[Source data]
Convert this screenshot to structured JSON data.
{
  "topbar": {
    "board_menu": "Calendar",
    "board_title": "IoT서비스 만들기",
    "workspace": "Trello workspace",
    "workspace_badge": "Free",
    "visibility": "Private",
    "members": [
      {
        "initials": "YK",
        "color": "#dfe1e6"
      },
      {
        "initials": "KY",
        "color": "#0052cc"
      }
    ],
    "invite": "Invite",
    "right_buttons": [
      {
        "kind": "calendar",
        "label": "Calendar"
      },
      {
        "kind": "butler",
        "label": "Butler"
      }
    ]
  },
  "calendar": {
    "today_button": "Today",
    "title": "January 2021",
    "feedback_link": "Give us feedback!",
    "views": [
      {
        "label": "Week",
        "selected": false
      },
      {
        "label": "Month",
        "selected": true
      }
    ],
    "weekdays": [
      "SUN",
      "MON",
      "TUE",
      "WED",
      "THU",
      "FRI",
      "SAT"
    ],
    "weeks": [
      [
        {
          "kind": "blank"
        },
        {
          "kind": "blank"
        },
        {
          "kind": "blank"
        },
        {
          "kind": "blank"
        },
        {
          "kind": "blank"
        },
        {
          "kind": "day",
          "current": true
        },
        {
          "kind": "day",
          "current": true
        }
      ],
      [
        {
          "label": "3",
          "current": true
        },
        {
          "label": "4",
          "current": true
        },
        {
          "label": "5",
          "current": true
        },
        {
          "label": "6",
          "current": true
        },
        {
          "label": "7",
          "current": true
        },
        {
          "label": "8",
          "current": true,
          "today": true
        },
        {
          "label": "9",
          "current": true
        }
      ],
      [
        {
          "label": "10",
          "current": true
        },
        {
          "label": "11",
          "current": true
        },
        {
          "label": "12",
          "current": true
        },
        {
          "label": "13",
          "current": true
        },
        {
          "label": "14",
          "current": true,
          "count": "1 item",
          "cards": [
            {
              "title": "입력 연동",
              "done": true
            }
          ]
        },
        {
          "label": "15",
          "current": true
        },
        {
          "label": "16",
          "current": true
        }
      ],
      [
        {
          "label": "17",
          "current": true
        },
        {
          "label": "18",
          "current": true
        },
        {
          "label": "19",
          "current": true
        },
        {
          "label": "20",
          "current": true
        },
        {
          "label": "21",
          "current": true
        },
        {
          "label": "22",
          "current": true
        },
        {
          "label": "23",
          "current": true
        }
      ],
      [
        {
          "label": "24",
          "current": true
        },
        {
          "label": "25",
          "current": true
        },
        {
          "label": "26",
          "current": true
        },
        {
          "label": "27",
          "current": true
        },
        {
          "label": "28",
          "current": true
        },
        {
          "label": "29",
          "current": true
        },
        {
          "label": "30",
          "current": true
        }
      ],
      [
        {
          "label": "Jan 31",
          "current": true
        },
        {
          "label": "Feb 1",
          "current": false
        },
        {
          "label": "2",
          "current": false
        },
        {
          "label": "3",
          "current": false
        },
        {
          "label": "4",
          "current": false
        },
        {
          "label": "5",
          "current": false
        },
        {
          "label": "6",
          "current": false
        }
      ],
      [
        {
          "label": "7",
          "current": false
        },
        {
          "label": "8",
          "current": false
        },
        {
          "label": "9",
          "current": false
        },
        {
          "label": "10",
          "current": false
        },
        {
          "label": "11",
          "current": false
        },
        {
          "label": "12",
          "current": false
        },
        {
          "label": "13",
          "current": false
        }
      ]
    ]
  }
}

[Short exercise] Return every line of the material exactly.

[The completed task]
Convert this screenshot to structured JSON data.
{
  "topbar": {
    "board_menu": "Calendar",
    "board_title": "IoT서비스 만들기",
    "workspace": "Trello workspace",
    "workspace_badge": "Free",
    "visibility": "Private",
    "members": [
      {
        "initials": "YK",
        "color": "#dfe1e6"
      },
      {
        "initials": "KY",
        "color": "#0052cc"
      }
    ],
    "invite": "Invite",
    "right_buttons": [
      {
        "kind": "calendar",
        "label": "Calendar"
      },
      {
        "kind": "butler",
        "label": "Butler"
      }
    ]
  },
  "calendar": {
    "today_button": "Today",
    "title": "January 2021",
    "feedback_link": "Give us feedback!",
    "views": [
      {
        "label": "Week",
        "selected": false
      },
      {
        "label": "Month",
        "selected": true
      }
    ],
    "weekdays": [
      "SUN",
      "MON",
      "TUE",
      "WED",
      "THU",
      "FRI",
      "SAT"
    ],
    "weeks": [
      [
        {
          "kind": "blank"
        },
        {
          "kind": "blank"
        },
        {
          "kind": "blank"
        },
        {
          "kind": "blank"
        },
        {
          "kind": "blank"
        },
        {
          "kind": "day",
          "current": true
        },
        {
          "kind": "day",
          "current": true
        }
      ],
      [
        {
          "label": "3",
          "current": true
        },
        {
          "label": "4",
          "current": true
        },
        {
          "label": "5",
          "current": true
        },
        {
          "label": "6",
          "current": true
        },
        {
          "label": "7",
          "current": true
        },
        {
          "label": "8",
          "current": true,
          "today": true
        },
        {
          "label": "9",
          "current": true
        }
      ],
      [
        {
          "label": "10",
          "current": true
        },
        {
          "label": "11",
          "current": true
        },
        {
          "label": "12",
          "current": true
        },
        {
          "label": "13",
          "current": true
        },
        {
          "label": "14",
          "current": true,
          "count": "1 item",
          "cards": [
            {
              "title": "입력 연동",
              "done": true
            }
          ]
        },
        {
          "label": "15",
          "current": true
        },
        {
          "label": "16",
          "current": true
        }
      ],
      [
        {
          "label": "17",
          "current": true
        },
        {
          "label": "18",
          "current": true
        },
        {
          "label": "19",
          "current": true
        },
        {
          "label": "20",
          "current": true
        },
        {
          "label": "21",
          "current": true
        },
        {
          "label": "22",
          "current": true
        },
        {
          "label": "23",
          "current": true
        }
      ],
      [
        {
          "label": "24",
          "current": true
        },
        {
          "label": "25",
          "current": true
        },
        {
          "label": "26",
          "current": true
        },
        {
          "label": "27",
          "current": true
        },
        {
          "label": "28",
          "current": true
        },
        {
          "label": "29",
          "current": true
        },
        {
          "label": "30",
          "current": true
        }
      ],
      [
        {
          "label": "Jan 31",
          "current": true
        },
        {
          "label": "Feb 1",
          "current": false
        },
        {
          "label": "2",
          "current": false
        },
        {
          "label": "3",
          "current": false
        },
        {
          "label": "4",
          "current": false
        },
        {
          "label": "5",
          "current": false
        },
        {
          "label": "6",
          "current": false
        }
      ],
      [
        {
          "label": "7",
          "current": false
        },
        {
          "label": "8",
          "current": false
        },
        {
          "label": "9",
          "current": false
        },
        {
          "label": "10",
          "current": false
        },
        {
          "label": "11",
          "current": false
        },
        {
          "label": "12",
          "current": false
        },
        {
          "label": "13",
          "current": false
        }
      ]
    ]
  }
}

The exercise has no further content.